Figure content listings:
<<<<
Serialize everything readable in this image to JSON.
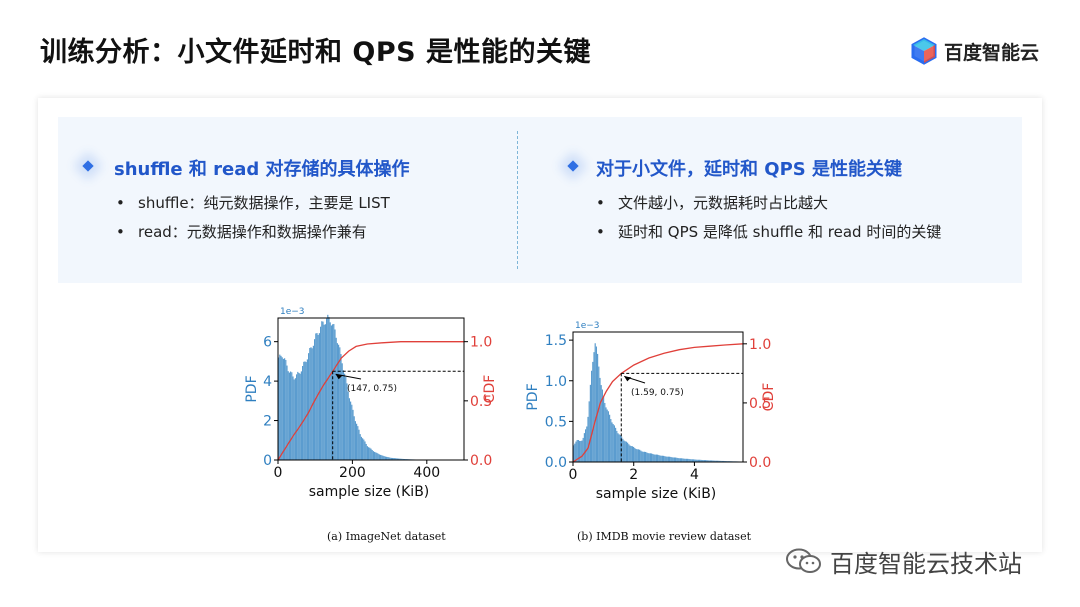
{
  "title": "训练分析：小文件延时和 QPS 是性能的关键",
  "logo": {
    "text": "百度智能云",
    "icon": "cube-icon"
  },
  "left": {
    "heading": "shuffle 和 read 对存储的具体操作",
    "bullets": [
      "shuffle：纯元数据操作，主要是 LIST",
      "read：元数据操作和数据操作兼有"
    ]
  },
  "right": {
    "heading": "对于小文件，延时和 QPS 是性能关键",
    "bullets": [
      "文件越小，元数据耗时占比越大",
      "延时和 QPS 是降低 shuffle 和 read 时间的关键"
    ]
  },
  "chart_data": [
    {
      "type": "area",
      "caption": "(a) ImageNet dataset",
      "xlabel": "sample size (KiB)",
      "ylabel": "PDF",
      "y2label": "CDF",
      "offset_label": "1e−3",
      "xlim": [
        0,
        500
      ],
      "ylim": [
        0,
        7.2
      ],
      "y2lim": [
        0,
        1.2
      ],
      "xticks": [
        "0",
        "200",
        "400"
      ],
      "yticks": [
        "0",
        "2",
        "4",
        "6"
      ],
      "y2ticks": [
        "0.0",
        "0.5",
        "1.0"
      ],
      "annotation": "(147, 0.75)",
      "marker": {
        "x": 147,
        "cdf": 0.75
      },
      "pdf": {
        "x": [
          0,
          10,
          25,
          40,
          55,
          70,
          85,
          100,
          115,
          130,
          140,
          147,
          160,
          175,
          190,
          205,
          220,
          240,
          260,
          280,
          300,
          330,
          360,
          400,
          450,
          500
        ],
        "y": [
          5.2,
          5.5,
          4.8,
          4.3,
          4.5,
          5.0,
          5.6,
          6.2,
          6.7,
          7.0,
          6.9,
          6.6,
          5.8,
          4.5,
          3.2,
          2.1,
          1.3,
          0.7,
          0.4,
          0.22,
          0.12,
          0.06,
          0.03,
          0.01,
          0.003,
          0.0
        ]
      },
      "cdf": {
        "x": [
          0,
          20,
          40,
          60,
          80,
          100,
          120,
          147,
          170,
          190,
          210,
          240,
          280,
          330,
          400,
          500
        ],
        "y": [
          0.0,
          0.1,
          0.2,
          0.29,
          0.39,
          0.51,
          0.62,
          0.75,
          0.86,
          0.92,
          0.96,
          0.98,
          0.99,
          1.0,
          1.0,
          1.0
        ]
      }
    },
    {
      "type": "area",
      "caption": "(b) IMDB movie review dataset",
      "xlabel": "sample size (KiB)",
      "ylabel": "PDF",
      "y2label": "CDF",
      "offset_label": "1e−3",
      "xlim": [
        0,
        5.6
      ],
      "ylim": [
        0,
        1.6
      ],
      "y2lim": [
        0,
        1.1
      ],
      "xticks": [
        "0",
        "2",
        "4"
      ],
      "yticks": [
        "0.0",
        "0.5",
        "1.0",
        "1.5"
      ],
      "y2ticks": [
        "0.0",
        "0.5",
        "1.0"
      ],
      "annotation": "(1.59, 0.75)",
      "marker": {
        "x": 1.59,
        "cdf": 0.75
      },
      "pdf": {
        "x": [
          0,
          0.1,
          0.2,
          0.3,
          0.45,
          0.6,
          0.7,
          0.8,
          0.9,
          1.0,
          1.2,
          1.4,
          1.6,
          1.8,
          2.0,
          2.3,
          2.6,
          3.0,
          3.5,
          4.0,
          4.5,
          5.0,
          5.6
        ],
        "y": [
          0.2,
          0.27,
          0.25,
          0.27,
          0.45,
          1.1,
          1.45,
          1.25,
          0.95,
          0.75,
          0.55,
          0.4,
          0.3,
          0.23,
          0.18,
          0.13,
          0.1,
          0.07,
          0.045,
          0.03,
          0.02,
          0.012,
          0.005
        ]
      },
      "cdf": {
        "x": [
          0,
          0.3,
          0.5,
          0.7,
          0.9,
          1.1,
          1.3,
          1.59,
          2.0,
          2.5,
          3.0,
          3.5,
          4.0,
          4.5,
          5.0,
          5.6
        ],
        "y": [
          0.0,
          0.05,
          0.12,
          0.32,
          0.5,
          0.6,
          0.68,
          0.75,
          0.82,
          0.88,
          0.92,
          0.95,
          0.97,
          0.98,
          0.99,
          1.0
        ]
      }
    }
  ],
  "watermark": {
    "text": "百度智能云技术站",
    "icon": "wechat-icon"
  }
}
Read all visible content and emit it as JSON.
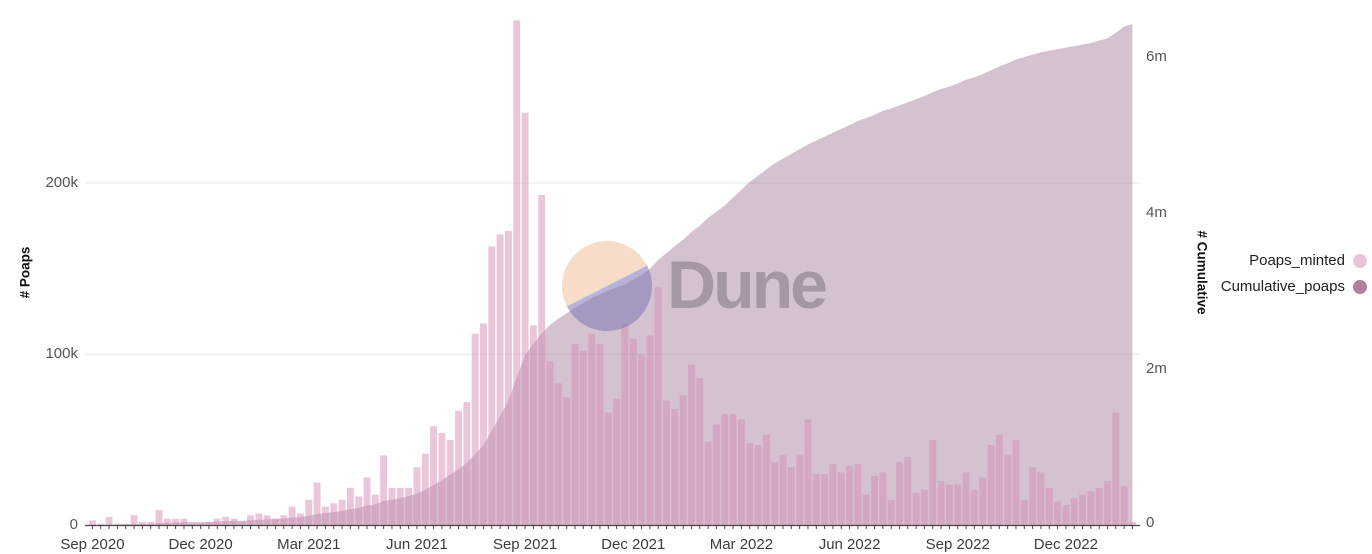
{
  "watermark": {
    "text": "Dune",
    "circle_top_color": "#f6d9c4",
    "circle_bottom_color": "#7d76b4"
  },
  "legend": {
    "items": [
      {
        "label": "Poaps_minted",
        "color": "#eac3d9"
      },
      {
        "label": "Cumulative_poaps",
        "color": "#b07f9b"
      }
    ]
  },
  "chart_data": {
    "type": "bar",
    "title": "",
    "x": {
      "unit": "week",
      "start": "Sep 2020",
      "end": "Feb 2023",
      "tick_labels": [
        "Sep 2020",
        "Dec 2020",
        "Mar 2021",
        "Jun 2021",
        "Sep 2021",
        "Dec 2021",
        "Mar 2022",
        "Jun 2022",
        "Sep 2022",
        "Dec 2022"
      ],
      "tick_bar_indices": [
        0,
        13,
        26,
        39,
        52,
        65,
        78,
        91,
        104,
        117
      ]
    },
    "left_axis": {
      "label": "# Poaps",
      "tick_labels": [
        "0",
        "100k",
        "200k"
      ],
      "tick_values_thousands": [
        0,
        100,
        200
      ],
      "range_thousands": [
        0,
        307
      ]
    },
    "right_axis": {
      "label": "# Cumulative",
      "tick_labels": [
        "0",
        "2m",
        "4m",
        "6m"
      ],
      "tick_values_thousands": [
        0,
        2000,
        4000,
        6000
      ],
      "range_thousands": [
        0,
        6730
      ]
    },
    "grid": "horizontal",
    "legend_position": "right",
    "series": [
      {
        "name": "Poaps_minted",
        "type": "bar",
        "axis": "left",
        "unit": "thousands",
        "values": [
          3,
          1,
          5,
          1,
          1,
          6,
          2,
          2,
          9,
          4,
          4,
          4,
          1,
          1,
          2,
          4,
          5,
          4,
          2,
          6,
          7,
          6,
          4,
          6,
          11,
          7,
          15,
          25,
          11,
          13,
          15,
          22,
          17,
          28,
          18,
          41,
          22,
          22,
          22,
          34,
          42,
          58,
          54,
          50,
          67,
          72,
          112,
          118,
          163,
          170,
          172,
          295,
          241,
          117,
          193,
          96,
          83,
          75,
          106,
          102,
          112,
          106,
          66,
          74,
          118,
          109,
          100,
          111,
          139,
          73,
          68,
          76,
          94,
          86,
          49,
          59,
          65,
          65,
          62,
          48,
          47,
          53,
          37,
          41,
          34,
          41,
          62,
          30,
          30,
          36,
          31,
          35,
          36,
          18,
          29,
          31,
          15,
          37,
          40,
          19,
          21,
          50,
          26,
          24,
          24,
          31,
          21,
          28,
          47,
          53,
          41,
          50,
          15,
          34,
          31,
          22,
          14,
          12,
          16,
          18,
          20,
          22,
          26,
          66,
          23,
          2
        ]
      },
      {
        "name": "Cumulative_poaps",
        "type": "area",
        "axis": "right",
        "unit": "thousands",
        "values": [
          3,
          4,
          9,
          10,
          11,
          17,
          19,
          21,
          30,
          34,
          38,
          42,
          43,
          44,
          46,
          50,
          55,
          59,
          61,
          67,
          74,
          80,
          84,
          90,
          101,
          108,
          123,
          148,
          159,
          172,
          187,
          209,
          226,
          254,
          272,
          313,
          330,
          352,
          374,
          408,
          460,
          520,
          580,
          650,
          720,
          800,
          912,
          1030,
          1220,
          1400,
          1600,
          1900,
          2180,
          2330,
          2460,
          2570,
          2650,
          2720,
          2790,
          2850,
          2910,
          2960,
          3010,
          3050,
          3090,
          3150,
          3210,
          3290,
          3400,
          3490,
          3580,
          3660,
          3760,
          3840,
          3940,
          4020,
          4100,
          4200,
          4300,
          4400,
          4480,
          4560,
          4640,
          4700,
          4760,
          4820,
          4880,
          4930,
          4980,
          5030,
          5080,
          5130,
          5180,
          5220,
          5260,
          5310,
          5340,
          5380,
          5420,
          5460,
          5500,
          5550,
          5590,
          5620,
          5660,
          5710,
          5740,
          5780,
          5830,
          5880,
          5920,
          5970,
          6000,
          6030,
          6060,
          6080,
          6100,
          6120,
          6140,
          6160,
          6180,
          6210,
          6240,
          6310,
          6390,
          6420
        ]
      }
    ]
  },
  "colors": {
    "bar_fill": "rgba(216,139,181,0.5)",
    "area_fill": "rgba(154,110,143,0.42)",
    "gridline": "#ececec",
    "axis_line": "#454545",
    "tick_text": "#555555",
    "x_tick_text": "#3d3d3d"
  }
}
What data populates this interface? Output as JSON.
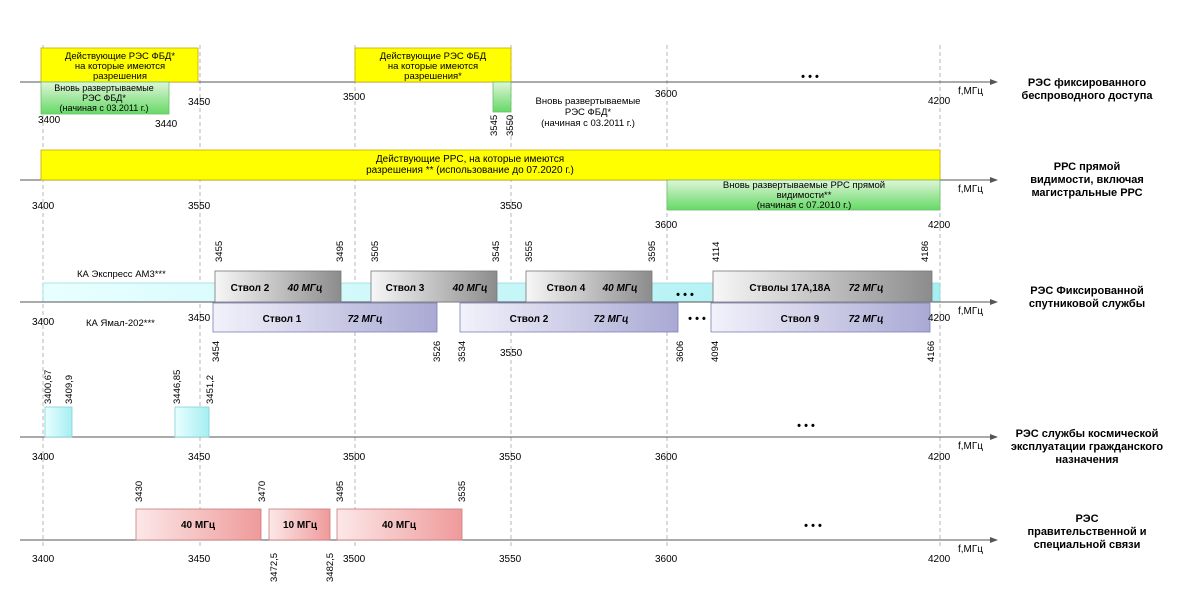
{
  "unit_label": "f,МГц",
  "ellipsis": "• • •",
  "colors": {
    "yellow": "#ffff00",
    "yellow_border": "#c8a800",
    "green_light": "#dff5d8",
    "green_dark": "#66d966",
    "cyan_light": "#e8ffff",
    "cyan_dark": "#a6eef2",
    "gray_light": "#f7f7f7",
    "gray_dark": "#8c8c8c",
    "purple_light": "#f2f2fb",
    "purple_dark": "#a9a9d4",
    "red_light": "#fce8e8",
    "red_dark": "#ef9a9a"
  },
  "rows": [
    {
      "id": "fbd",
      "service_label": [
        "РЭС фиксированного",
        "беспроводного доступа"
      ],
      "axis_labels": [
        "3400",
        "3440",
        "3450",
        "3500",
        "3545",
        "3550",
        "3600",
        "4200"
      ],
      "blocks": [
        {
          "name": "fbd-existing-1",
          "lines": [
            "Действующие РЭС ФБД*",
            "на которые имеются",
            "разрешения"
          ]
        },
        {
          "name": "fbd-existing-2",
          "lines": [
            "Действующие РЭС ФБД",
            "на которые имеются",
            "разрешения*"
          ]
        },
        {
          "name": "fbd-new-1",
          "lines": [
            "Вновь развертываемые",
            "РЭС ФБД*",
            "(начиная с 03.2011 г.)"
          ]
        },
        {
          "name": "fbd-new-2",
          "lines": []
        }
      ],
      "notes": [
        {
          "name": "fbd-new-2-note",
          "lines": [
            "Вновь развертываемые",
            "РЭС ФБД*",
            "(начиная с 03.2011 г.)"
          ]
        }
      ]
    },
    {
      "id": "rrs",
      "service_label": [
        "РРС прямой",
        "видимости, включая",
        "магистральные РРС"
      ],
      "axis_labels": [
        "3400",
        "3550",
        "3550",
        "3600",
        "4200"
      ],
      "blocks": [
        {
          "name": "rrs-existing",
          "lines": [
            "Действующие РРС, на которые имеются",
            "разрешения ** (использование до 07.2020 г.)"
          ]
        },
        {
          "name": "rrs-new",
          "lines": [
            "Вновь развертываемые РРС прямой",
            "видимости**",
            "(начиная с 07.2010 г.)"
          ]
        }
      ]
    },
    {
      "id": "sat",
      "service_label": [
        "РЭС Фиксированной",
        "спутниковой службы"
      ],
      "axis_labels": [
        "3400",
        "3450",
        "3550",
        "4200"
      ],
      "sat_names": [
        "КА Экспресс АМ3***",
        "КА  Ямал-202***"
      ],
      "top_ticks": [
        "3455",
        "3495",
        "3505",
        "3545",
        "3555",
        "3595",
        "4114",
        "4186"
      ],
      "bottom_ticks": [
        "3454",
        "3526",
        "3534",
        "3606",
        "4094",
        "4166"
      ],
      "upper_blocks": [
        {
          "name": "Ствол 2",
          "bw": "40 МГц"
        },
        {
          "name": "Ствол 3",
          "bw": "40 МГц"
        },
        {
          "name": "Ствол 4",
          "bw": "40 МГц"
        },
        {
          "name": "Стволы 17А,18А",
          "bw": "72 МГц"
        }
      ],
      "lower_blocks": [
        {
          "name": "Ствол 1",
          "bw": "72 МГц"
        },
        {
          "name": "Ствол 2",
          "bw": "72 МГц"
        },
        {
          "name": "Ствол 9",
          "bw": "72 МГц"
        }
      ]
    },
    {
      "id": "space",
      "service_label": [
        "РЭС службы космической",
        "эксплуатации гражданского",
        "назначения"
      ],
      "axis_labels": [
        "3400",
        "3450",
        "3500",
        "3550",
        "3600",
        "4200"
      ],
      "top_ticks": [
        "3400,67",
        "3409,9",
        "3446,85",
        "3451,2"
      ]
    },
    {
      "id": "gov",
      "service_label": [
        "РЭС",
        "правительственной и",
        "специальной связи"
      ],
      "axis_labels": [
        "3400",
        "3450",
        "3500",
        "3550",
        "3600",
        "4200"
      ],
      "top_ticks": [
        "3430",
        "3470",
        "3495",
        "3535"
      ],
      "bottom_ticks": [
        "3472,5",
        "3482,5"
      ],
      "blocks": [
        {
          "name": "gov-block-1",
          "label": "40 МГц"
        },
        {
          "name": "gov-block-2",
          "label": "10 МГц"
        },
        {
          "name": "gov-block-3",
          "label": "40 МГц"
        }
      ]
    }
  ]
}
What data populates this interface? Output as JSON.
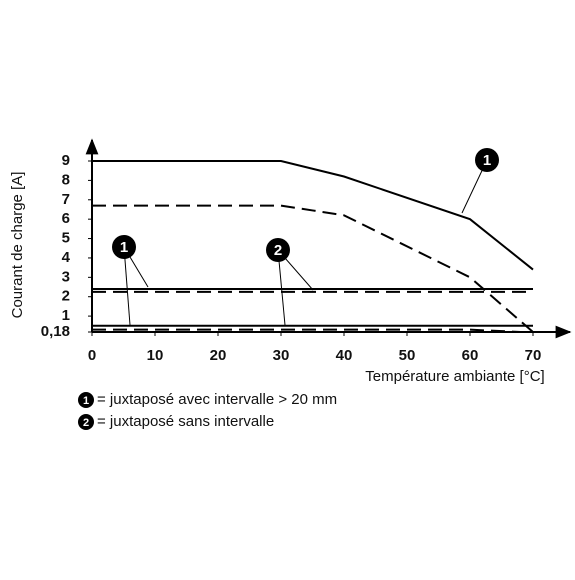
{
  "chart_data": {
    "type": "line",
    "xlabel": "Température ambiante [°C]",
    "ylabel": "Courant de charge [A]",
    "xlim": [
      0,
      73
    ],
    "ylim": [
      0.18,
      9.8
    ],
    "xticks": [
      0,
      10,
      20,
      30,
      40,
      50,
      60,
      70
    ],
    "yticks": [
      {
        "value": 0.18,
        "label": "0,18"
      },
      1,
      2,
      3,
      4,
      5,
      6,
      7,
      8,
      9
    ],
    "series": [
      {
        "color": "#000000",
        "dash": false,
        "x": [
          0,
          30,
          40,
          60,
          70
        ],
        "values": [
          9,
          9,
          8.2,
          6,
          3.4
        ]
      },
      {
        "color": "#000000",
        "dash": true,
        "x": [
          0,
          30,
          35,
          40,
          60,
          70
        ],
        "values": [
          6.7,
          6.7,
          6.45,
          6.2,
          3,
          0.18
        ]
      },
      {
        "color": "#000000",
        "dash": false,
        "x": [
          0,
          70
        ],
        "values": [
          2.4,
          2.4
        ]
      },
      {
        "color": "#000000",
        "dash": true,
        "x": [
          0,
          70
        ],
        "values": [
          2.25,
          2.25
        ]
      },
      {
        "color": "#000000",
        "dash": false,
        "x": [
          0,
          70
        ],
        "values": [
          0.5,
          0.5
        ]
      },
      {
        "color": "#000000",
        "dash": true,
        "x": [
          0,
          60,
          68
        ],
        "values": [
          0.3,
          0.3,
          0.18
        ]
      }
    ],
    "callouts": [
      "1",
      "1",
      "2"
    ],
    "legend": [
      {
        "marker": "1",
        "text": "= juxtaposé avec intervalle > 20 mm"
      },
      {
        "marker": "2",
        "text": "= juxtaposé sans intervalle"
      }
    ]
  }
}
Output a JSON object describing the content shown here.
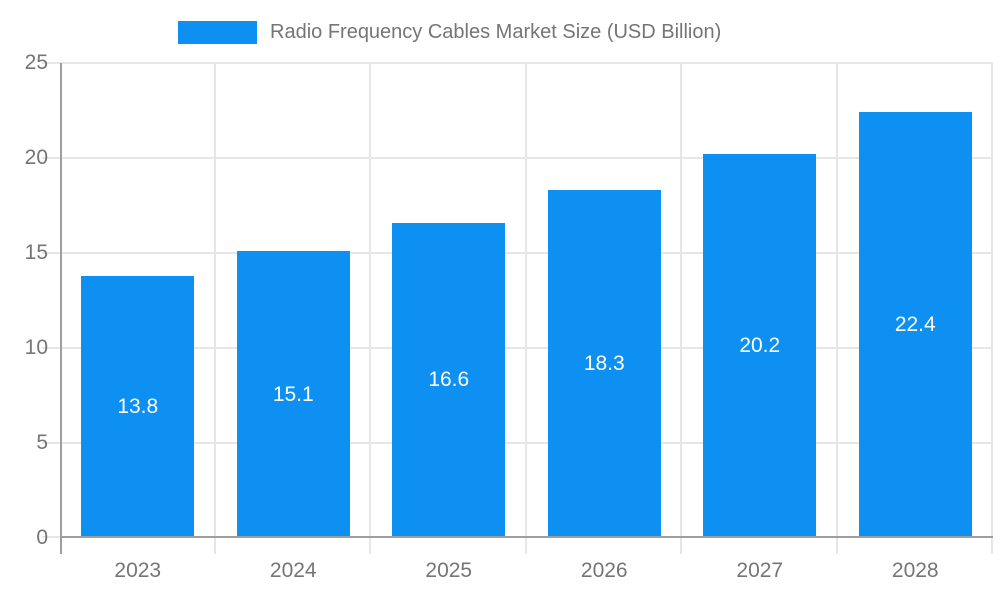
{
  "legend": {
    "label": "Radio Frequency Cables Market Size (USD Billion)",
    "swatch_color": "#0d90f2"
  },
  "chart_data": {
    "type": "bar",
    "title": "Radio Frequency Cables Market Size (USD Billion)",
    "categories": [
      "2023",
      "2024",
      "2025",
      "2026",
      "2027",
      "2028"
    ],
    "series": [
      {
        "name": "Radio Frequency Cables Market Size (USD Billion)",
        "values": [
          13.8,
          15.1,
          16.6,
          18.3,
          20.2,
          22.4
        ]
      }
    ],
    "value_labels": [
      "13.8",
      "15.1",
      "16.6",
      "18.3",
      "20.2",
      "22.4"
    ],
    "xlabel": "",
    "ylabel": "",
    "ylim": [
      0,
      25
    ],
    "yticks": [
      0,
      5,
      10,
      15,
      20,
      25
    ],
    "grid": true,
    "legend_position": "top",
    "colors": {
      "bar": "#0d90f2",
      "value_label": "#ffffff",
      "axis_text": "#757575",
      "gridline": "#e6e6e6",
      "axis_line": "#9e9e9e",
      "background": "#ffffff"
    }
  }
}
>>>>
Search the records for the word "xlabel", then list every line that has it.

■ Result below ■
      "xlabel": "sample size (KiB)",
      "xlabel": "sample size (KiB)",
    "xlabel": "Température ambiante [°C]",
    "xlabel": "",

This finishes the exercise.